Material for the task.

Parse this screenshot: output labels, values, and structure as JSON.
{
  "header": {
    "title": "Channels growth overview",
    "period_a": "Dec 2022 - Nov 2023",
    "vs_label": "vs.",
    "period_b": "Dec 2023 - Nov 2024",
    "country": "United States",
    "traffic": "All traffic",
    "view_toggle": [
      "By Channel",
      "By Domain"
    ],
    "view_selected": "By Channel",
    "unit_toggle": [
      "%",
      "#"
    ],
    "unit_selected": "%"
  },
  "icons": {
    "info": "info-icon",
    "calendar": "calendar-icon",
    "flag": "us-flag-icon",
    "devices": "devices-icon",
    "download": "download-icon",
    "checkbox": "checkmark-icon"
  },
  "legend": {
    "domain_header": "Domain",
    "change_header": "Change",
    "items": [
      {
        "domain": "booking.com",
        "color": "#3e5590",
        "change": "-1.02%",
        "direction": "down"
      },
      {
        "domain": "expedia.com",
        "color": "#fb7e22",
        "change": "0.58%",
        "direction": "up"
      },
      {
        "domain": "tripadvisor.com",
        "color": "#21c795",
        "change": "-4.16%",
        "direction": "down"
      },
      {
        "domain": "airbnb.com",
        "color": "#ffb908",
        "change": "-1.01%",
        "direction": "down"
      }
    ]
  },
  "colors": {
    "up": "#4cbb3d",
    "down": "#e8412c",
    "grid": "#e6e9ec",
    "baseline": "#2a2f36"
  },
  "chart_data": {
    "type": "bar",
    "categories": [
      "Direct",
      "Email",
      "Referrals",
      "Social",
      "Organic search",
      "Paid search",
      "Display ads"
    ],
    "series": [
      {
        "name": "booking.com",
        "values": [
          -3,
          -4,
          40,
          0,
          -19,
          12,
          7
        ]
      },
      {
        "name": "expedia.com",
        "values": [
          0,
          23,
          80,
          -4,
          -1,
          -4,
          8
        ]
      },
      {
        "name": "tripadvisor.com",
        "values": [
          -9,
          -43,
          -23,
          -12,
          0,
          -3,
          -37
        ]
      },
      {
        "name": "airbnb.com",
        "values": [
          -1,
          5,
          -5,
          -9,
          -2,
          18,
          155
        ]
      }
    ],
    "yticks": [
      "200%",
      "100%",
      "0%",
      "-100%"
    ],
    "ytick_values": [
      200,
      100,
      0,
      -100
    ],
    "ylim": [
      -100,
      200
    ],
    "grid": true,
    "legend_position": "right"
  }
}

Exercise objective.
Using the records above, copy every line that has the word "tripadvisor" in it.

Exercise answer.
        "domain": "tripadvisor.com",
        "name": "tripadvisor.com",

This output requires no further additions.